(EXERCISE DESCRIPTION):
Images do not belong in the copy. Retype all the entries below exactly.
= = = = = = =
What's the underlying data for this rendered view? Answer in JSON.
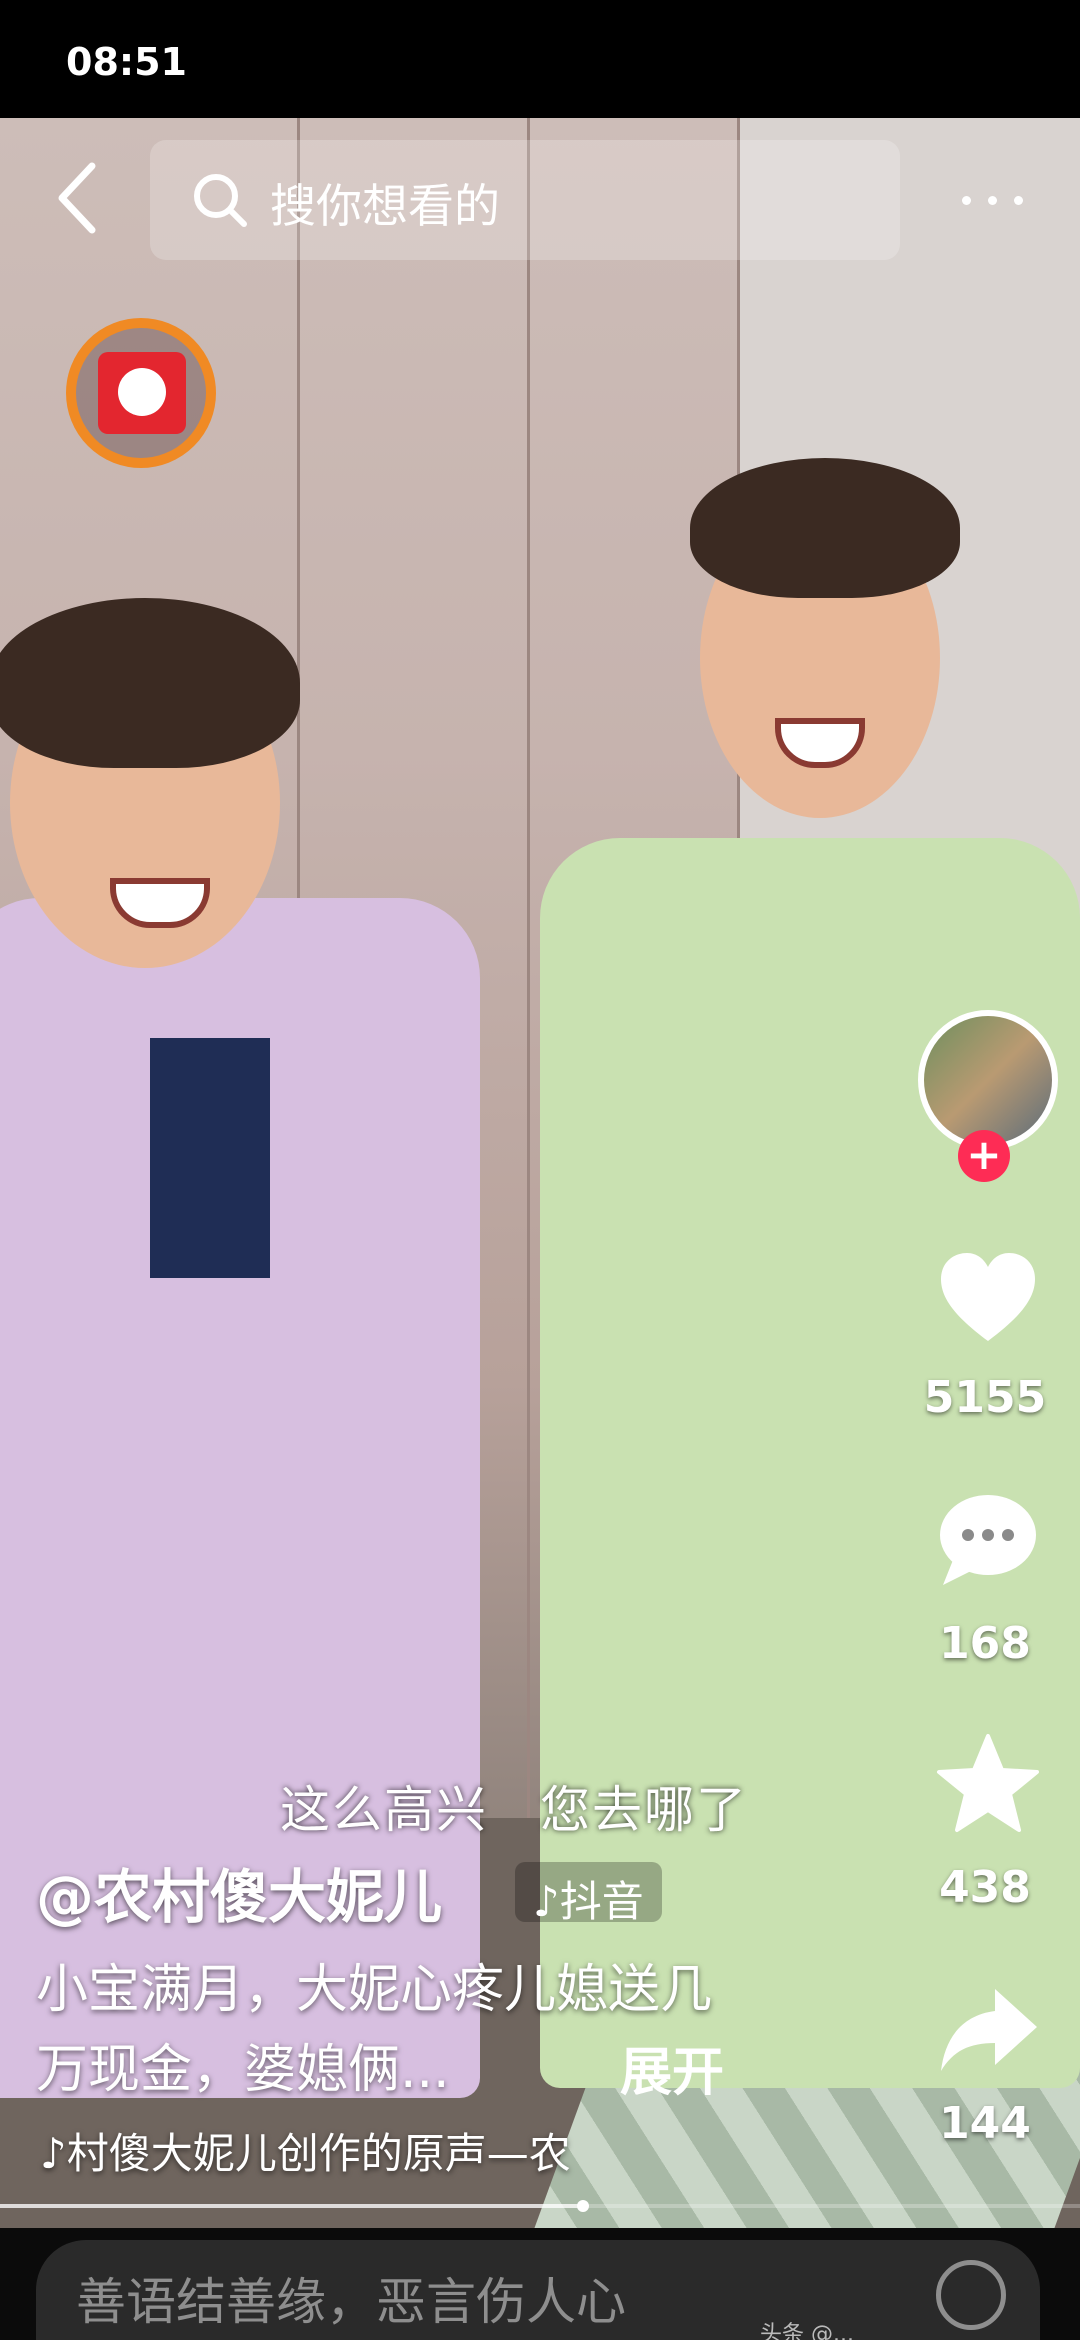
{
  "status_bar": {
    "time": "08:51"
  },
  "top_nav": {
    "search_placeholder": "搜你想看的"
  },
  "rail": {
    "like_count": "5155",
    "comment_count": "168",
    "favorite_count": "438",
    "share_count": "144"
  },
  "caption": {
    "subtitle": "这么高兴　您去哪了",
    "author": "@农村傻大妮儿",
    "source_tag": "♪抖音",
    "description": "小宝满月，大妮心疼儿媳送几万现金，婆媳俩...",
    "expand_label": "展开",
    "music": "♪村傻大妮儿创作的原声—农"
  },
  "progress": {
    "fraction": 0.54
  },
  "bottom_bar": {
    "comment_placeholder": "善语结善缘，恶言伤人心",
    "watermark": "头条 @..."
  },
  "colors": {
    "accent_red": "#fe2c55",
    "redpacket_ring": "#f08a24"
  }
}
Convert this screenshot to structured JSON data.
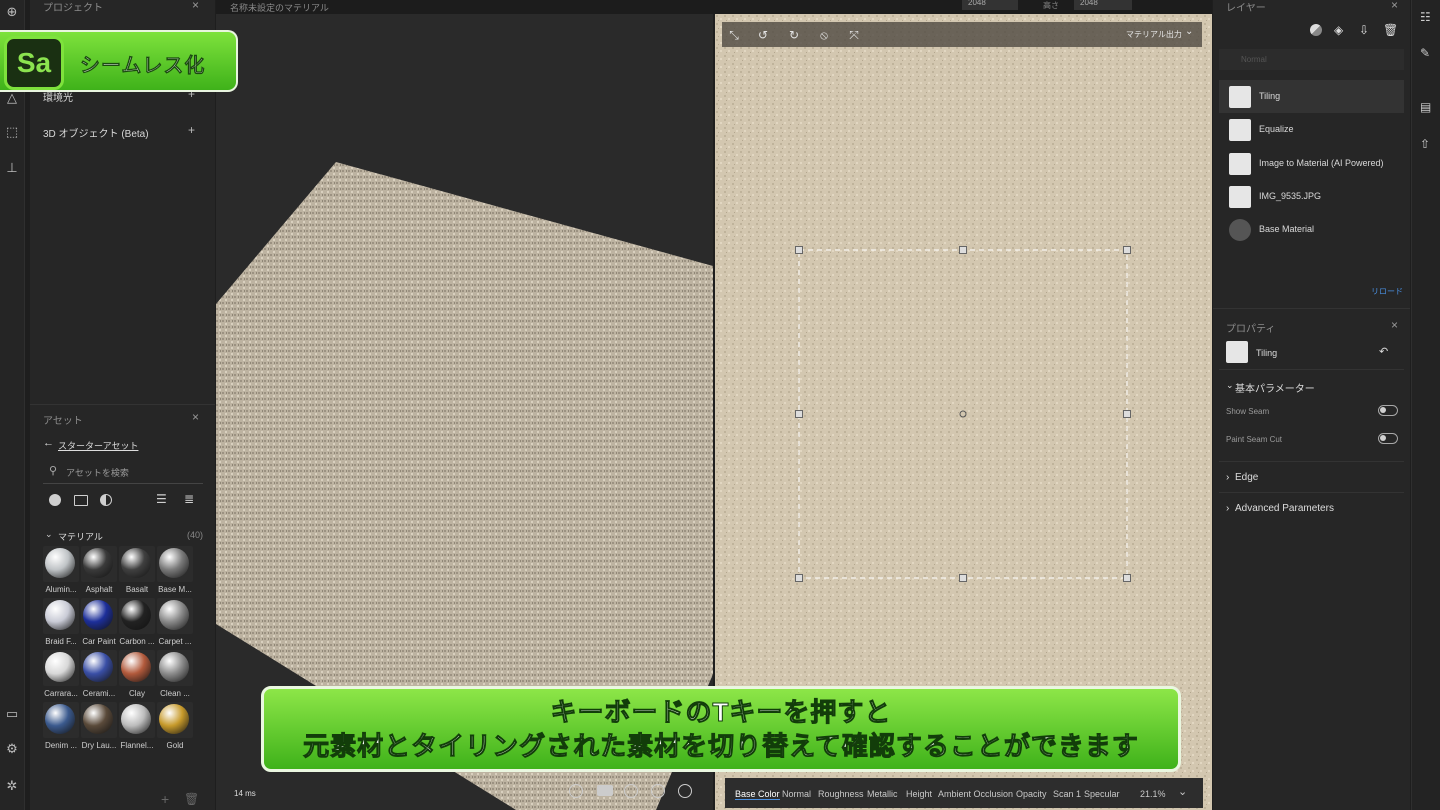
= = = = = = =
(FULL SOLUTION):
What's the underlying data for this rendered view? Answer in JSON.
{
  "status_bar": {
    "time": "08:51"
  },
  "top_nav": {
    "search_placeholder": "搜你想看的"
  },
  "rail": {
    "like_count": "5155",
    "comment_count": "168",
    "favorite_count": "438",
    "share_count": "144"
  },
  "caption": {
    "subtitle": "这么高兴　您去哪了",
    "author": "@农村傻大妮儿",
    "source_tag": "♪抖音",
    "description": "小宝满月，大妮心疼儿媳送几万现金，婆媳俩...",
    "expand_label": "展开",
    "music": "♪村傻大妮儿创作的原声—农"
  },
  "progress": {
    "fraction": 0.54
  },
  "bottom_bar": {
    "comment_placeholder": "善语结善缘，恶言伤人心",
    "watermark": "头条 @..."
  },
  "colors": {
    "accent_red": "#fe2c55",
    "redpacket_ring": "#f08a24"
  }
}
Convert this screenshot to structured JSON data.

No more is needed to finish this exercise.